Data for the task>
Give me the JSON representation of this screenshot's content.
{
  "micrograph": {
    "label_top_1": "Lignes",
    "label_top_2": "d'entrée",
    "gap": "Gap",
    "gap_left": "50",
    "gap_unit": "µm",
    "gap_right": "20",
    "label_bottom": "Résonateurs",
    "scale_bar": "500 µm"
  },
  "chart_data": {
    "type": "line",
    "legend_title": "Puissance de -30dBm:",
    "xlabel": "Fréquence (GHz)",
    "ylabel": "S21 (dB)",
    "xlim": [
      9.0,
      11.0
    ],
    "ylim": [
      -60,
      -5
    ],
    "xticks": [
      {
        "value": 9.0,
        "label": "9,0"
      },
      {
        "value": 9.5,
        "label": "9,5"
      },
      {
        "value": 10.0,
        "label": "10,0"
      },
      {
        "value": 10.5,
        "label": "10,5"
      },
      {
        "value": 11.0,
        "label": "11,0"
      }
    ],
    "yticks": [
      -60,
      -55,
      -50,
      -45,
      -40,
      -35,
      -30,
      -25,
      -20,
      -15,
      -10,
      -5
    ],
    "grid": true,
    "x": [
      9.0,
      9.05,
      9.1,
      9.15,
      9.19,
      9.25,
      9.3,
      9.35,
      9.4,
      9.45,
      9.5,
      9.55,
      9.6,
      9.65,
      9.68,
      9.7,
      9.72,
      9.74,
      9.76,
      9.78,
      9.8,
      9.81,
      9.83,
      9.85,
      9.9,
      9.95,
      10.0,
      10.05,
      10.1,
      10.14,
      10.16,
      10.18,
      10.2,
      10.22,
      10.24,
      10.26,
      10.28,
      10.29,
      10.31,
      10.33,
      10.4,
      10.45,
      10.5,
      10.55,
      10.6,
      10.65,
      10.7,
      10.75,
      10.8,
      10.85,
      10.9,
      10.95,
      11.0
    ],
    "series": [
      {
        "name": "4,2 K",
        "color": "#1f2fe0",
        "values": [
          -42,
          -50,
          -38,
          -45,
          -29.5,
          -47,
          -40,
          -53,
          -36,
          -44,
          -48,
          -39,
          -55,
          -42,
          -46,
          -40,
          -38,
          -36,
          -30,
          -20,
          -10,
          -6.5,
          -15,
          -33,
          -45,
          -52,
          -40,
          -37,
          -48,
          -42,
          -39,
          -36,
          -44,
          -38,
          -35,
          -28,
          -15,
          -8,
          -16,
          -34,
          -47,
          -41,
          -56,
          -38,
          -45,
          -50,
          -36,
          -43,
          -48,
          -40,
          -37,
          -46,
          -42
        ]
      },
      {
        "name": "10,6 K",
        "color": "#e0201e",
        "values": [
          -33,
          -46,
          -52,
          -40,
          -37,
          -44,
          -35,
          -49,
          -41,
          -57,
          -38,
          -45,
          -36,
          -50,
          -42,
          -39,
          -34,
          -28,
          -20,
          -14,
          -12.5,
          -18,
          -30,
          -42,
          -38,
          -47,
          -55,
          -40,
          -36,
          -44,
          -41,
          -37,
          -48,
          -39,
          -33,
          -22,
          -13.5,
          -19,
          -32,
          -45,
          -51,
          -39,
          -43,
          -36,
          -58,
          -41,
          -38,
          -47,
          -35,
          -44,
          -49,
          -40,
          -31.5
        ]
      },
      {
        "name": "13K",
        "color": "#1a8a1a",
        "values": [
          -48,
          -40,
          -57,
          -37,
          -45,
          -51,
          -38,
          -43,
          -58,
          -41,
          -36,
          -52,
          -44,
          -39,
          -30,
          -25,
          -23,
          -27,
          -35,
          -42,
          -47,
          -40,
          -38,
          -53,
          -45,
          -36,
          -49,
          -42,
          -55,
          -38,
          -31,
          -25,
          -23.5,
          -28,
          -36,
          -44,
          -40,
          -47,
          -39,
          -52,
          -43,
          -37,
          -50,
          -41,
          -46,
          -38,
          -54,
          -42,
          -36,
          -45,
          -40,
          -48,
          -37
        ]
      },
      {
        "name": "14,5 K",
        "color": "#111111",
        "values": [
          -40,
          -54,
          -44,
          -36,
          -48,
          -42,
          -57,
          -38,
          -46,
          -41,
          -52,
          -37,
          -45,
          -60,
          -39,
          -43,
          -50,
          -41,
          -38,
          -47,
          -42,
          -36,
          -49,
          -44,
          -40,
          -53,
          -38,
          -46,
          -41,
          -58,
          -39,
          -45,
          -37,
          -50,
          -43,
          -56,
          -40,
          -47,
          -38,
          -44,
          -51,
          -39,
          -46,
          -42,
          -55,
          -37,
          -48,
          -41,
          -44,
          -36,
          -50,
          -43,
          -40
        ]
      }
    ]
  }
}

Short task> Print every entry exactly as written.

Output for this exercise>
Give me the JSON representation of this screenshot's content.
{
  "micrograph": {
    "label_top_1": "Lignes",
    "label_top_2": "d'entrée",
    "gap": "Gap",
    "gap_left": "50",
    "gap_unit": "µm",
    "gap_right": "20",
    "label_bottom": "Résonateurs",
    "scale_bar": "500 µm"
  },
  "chart_data": {
    "type": "line",
    "legend_title": "Puissance de -30dBm:",
    "xlabel": "Fréquence (GHz)",
    "ylabel": "S21 (dB)",
    "xlim": [
      9.0,
      11.0
    ],
    "ylim": [
      -60,
      -5
    ],
    "xticks": [
      {
        "value": 9.0,
        "label": "9,0"
      },
      {
        "value": 9.5,
        "label": "9,5"
      },
      {
        "value": 10.0,
        "label": "10,0"
      },
      {
        "value": 10.5,
        "label": "10,5"
      },
      {
        "value": 11.0,
        "label": "11,0"
      }
    ],
    "yticks": [
      -60,
      -55,
      -50,
      -45,
      -40,
      -35,
      -30,
      -25,
      -20,
      -15,
      -10,
      -5
    ],
    "grid": true,
    "x": [
      9.0,
      9.05,
      9.1,
      9.15,
      9.19,
      9.25,
      9.3,
      9.35,
      9.4,
      9.45,
      9.5,
      9.55,
      9.6,
      9.65,
      9.68,
      9.7,
      9.72,
      9.74,
      9.76,
      9.78,
      9.8,
      9.81,
      9.83,
      9.85,
      9.9,
      9.95,
      10.0,
      10.05,
      10.1,
      10.14,
      10.16,
      10.18,
      10.2,
      10.22,
      10.24,
      10.26,
      10.28,
      10.29,
      10.31,
      10.33,
      10.4,
      10.45,
      10.5,
      10.55,
      10.6,
      10.65,
      10.7,
      10.75,
      10.8,
      10.85,
      10.9,
      10.95,
      11.0
    ],
    "series": [
      {
        "name": "4,2 K",
        "color": "#1f2fe0",
        "values": [
          -42,
          -50,
          -38,
          -45,
          -29.5,
          -47,
          -40,
          -53,
          -36,
          -44,
          -48,
          -39,
          -55,
          -42,
          -46,
          -40,
          -38,
          -36,
          -30,
          -20,
          -10,
          -6.5,
          -15,
          -33,
          -45,
          -52,
          -40,
          -37,
          -48,
          -42,
          -39,
          -36,
          -44,
          -38,
          -35,
          -28,
          -15,
          -8,
          -16,
          -34,
          -47,
          -41,
          -56,
          -38,
          -45,
          -50,
          -36,
          -43,
          -48,
          -40,
          -37,
          -46,
          -42
        ]
      },
      {
        "name": "10,6 K",
        "color": "#e0201e",
        "values": [
          -33,
          -46,
          -52,
          -40,
          -37,
          -44,
          -35,
          -49,
          -41,
          -57,
          -38,
          -45,
          -36,
          -50,
          -42,
          -39,
          -34,
          -28,
          -20,
          -14,
          -12.5,
          -18,
          -30,
          -42,
          -38,
          -47,
          -55,
          -40,
          -36,
          -44,
          -41,
          -37,
          -48,
          -39,
          -33,
          -22,
          -13.5,
          -19,
          -32,
          -45,
          -51,
          -39,
          -43,
          -36,
          -58,
          -41,
          -38,
          -47,
          -35,
          -44,
          -49,
          -40,
          -31.5
        ]
      },
      {
        "name": "13K",
        "color": "#1a8a1a",
        "values": [
          -48,
          -40,
          -57,
          -37,
          -45,
          -51,
          -38,
          -43,
          -58,
          -41,
          -36,
          -52,
          -44,
          -39,
          -30,
          -25,
          -23,
          -27,
          -35,
          -42,
          -47,
          -40,
          -38,
          -53,
          -45,
          -36,
          -49,
          -42,
          -55,
          -38,
          -31,
          -25,
          -23.5,
          -28,
          -36,
          -44,
          -40,
          -47,
          -39,
          -52,
          -43,
          -37,
          -50,
          -41,
          -46,
          -38,
          -54,
          -42,
          -36,
          -45,
          -40,
          -48,
          -37
        ]
      },
      {
        "name": "14,5 K",
        "color": "#111111",
        "values": [
          -40,
          -54,
          -44,
          -36,
          -48,
          -42,
          -57,
          -38,
          -46,
          -41,
          -52,
          -37,
          -45,
          -60,
          -39,
          -43,
          -50,
          -41,
          -38,
          -47,
          -42,
          -36,
          -49,
          -44,
          -40,
          -53,
          -38,
          -46,
          -41,
          -58,
          -39,
          -45,
          -37,
          -50,
          -43,
          -56,
          -40,
          -47,
          -38,
          -44,
          -51,
          -39,
          -46,
          -42,
          -55,
          -37,
          -48,
          -41,
          -44,
          -36,
          -50,
          -43,
          -40
        ]
      }
    ]
  }
}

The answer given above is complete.